Copy every record word for word.
* START Given data *
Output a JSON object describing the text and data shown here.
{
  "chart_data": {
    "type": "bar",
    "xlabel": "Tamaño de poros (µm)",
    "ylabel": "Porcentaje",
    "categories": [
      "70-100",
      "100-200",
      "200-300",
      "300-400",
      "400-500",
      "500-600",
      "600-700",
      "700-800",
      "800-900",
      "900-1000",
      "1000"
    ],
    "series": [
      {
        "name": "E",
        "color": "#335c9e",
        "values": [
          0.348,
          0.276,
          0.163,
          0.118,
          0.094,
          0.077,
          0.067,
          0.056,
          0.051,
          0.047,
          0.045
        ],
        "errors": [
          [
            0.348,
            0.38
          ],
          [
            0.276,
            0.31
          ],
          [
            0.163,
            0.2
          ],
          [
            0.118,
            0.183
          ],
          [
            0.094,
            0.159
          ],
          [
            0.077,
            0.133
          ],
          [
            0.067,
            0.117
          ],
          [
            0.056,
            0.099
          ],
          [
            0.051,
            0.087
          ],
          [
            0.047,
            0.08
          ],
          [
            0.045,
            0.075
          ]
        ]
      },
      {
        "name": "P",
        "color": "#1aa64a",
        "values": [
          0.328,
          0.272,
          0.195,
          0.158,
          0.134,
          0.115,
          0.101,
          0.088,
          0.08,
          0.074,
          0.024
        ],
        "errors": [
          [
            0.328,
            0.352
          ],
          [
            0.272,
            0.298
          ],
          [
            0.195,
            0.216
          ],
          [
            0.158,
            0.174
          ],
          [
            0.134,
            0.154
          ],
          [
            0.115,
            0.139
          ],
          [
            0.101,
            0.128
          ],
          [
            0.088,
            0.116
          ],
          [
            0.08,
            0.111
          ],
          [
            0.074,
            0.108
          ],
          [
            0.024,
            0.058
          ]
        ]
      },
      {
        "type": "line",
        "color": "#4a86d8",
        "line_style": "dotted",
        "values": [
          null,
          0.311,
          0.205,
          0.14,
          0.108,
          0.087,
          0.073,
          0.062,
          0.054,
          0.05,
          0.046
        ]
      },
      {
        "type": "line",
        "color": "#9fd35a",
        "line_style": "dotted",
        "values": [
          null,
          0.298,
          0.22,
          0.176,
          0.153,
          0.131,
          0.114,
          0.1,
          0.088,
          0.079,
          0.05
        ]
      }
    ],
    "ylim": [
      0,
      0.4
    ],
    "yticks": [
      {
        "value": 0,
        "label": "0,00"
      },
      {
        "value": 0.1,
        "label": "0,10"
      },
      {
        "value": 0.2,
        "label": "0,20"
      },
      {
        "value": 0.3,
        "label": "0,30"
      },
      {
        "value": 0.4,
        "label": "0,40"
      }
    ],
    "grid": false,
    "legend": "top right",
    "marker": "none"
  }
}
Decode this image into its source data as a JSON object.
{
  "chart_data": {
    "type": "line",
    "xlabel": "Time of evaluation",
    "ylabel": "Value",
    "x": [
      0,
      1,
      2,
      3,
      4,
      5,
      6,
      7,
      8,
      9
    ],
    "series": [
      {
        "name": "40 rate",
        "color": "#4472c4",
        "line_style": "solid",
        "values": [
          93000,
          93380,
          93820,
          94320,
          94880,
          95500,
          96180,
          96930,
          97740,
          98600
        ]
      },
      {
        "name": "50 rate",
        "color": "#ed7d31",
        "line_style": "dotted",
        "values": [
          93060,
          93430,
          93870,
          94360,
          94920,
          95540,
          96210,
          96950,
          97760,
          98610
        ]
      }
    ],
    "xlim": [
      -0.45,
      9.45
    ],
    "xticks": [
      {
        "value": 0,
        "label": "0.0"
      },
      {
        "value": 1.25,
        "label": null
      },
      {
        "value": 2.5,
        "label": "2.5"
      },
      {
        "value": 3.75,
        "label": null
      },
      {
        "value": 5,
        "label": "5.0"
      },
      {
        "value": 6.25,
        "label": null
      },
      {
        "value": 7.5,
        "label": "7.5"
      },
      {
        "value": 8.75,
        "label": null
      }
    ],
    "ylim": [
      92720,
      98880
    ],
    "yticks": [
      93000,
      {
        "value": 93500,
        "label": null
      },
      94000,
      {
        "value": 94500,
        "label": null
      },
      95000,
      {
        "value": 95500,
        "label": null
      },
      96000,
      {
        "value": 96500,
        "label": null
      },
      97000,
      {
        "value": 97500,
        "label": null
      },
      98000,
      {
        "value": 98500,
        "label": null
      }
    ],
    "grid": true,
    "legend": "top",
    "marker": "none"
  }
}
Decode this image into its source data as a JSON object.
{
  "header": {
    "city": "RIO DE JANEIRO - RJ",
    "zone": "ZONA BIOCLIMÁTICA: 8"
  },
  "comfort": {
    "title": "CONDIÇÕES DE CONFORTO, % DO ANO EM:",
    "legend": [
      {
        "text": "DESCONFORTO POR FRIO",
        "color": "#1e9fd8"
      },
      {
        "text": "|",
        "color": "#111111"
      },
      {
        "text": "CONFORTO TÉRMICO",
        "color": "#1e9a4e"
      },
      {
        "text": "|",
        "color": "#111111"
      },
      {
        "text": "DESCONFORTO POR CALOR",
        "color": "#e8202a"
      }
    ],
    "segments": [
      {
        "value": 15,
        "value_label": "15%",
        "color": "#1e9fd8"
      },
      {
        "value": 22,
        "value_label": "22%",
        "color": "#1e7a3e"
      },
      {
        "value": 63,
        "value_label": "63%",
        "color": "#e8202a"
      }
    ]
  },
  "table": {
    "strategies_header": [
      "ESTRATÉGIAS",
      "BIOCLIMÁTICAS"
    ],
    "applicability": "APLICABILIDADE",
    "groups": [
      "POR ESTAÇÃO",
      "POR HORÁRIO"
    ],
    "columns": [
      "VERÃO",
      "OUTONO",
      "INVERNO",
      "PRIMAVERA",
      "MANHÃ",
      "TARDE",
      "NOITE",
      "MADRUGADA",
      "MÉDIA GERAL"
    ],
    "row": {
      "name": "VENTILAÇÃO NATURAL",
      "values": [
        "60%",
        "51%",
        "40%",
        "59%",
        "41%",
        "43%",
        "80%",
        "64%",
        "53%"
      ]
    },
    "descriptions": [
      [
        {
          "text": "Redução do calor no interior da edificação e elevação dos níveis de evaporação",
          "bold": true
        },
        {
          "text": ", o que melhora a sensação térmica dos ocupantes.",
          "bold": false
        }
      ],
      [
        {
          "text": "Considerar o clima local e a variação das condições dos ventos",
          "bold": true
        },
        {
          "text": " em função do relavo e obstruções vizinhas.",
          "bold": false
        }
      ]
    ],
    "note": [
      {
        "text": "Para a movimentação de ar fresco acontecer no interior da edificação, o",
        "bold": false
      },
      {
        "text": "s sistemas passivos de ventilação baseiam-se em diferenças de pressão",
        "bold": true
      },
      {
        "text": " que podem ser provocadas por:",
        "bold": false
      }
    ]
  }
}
* END Given data *
> **Output**
Output a JSON object describing the text and data shown here.
{
  "chart_data": {
    "type": "bar",
    "xlabel": "Tamaño de poros (µm)",
    "ylabel": "Porcentaje",
    "categories": [
      "70-100",
      "100-200",
      "200-300",
      "300-400",
      "400-500",
      "500-600",
      "600-700",
      "700-800",
      "800-900",
      "900-1000",
      "1000"
    ],
    "series": [
      {
        "name": "E",
        "color": "#335c9e",
        "values": [
          0.348,
          0.276,
          0.163,
          0.118,
          0.094,
          0.077,
          0.067,
          0.056,
          0.051,
          0.047,
          0.045
        ],
        "errors": [
          [
            0.348,
            0.38
          ],
          [
            0.276,
            0.31
          ],
          [
            0.163,
            0.2
          ],
          [
            0.118,
            0.183
          ],
          [
            0.094,
            0.159
          ],
          [
            0.077,
            0.133
          ],
          [
            0.067,
            0.117
          ],
          [
            0.056,
            0.099
          ],
          [
            0.051,
            0.087
          ],
          [
            0.047,
            0.08
          ],
          [
            0.045,
            0.075
          ]
        ]
      },
      {
        "name": "P",
        "color": "#1aa64a",
        "values": [
          0.328,
          0.272,
          0.195,
          0.158,
          0.134,
          0.115,
          0.101,
          0.088,
          0.08,
          0.074,
          0.024
        ],
        "errors": [
          [
            0.328,
            0.352
          ],
          [
            0.272,
            0.298
          ],
          [
            0.195,
            0.216
          ],
          [
            0.158,
            0.174
          ],
          [
            0.134,
            0.154
          ],
          [
            0.115,
            0.139
          ],
          [
            0.101,
            0.128
          ],
          [
            0.088,
            0.116
          ],
          [
            0.08,
            0.111
          ],
          [
            0.074,
            0.108
          ],
          [
            0.024,
            0.058
          ]
        ]
      },
      {
        "type": "line",
        "color": "#4a86d8",
        "line_style": "dotted",
        "values": [
          null,
          0.311,
          0.205,
          0.14,
          0.108,
          0.087,
          0.073,
          0.062,
          0.054,
          0.05,
          0.046
        ]
      },
      {
        "type": "line",
        "color": "#9fd35a",
        "line_style": "dotted",
        "values": [
          null,
          0.298,
          0.22,
          0.176,
          0.153,
          0.131,
          0.114,
          0.1,
          0.088,
          0.079,
          0.05
        ]
      }
    ],
    "ylim": [
      0,
      0.4
    ],
    "yticks": [
      {
        "value": 0,
        "label": "0,00"
      },
      {
        "value": 0.1,
        "label": "0,10"
      },
      {
        "value": 0.2,
        "label": "0,20"
      },
      {
        "value": 0.3,
        "label": "0,30"
      },
      {
        "value": 0.4,
        "label": "0,40"
      }
    ],
    "grid": false,
    "legend": "top right",
    "marker": "none"
  }
}
Decode this image into its source data as a JSON object.
{
  "chart_data": {
    "type": "line",
    "xlabel": "Time of evaluation",
    "ylabel": "Value",
    "x": [
      0,
      1,
      2,
      3,
      4,
      5,
      6,
      7,
      8,
      9
    ],
    "series": [
      {
        "name": "40 rate",
        "color": "#4472c4",
        "line_style": "solid",
        "values": [
          93000,
          93380,
          93820,
          94320,
          94880,
          95500,
          96180,
          96930,
          97740,
          98600
        ]
      },
      {
        "name": "50 rate",
        "color": "#ed7d31",
        "line_style": "dotted",
        "values": [
          93060,
          93430,
          93870,
          94360,
          94920,
          95540,
          96210,
          96950,
          97760,
          98610
        ]
      }
    ],
    "xlim": [
      -0.45,
      9.45
    ],
    "xticks": [
      {
        "value": 0,
        "label": "0.0"
      },
      {
        "value": 1.25,
        "label": null
      },
      {
        "value": 2.5,
        "label": "2.5"
      },
      {
        "value": 3.75,
        "label": null
      },
      {
        "value": 5,
        "label": "5.0"
      },
      {
        "value": 6.25,
        "label": null
      },
      {
        "value": 7.5,
        "label": "7.5"
      },
      {
        "value": 8.75,
        "label": null
      }
    ],
    "ylim": [
      92720,
      98880
    ],
    "yticks": [
      93000,
      {
        "value": 93500,
        "label": null
      },
      94000,
      {
        "value": 94500,
        "label": null
      },
      95000,
      {
        "value": 95500,
        "label": null
      },
      96000,
      {
        "value": 96500,
        "label": null
      },
      97000,
      {
        "value": 97500,
        "label": null
      },
      98000,
      {
        "value": 98500,
        "label": null
      }
    ],
    "grid": true,
    "legend": "top",
    "marker": "none"
  }
}
Decode this image into its source data as a JSON object.
{
  "header": {
    "city": "RIO DE JANEIRO - RJ",
    "zone": "ZONA BIOCLIMÁTICA: 8"
  },
  "comfort": {
    "title": "CONDIÇÕES DE CONFORTO, % DO ANO EM:",
    "legend": [
      {
        "text": "DESCONFORTO POR FRIO",
        "color": "#1e9fd8"
      },
      {
        "text": "|",
        "color": "#111111"
      },
      {
        "text": "CONFORTO TÉRMICO",
        "color": "#1e9a4e"
      },
      {
        "text": "|",
        "color": "#111111"
      },
      {
        "text": "DESCONFORTO POR CALOR",
        "color": "#e8202a"
      }
    ],
    "segments": [
      {
        "value": 15,
        "value_label": "15%",
        "color": "#1e9fd8"
      },
      {
        "value": 22,
        "value_label": "22%",
        "color": "#1e7a3e"
      },
      {
        "value": 63,
        "value_label": "63%",
        "color": "#e8202a"
      }
    ]
  },
  "table": {
    "strategies_header": [
      "ESTRATÉGIAS",
      "BIOCLIMÁTICAS"
    ],
    "applicability": "APLICABILIDADE",
    "groups": [
      "POR ESTAÇÃO",
      "POR HORÁRIO"
    ],
    "columns": [
      "VERÃO",
      "OUTONO",
      "INVERNO",
      "PRIMAVERA",
      "MANHÃ",
      "TARDE",
      "NOITE",
      "MADRUGADA",
      "MÉDIA GERAL"
    ],
    "row": {
      "name": "VENTILAÇÃO NATURAL",
      "values": [
        "60%",
        "51%",
        "40%",
        "59%",
        "41%",
        "43%",
        "80%",
        "64%",
        "53%"
      ]
    },
    "descriptions": [
      [
        {
          "text": "Redução do calor no interior da edificação e elevação dos níveis de evaporação",
          "bold": true
        },
        {
          "text": ", o que melhora a sensação térmica dos ocupantes.",
          "bold": false
        }
      ],
      [
        {
          "text": "Considerar o clima local e a variação das condições dos ventos",
          "bold": true
        },
        {
          "text": " em função do relavo e obstruções vizinhas.",
          "bold": false
        }
      ]
    ],
    "note": [
      {
        "text": "Para a movimentação de ar fresco acontecer no interior da edificação, o",
        "bold": false
      },
      {
        "text": "s sistemas passivos de ventilação baseiam-se em diferenças de pressão",
        "bold": true
      },
      {
        "text": " que podem ser provocadas por:",
        "bold": false
      }
    ]
  }
}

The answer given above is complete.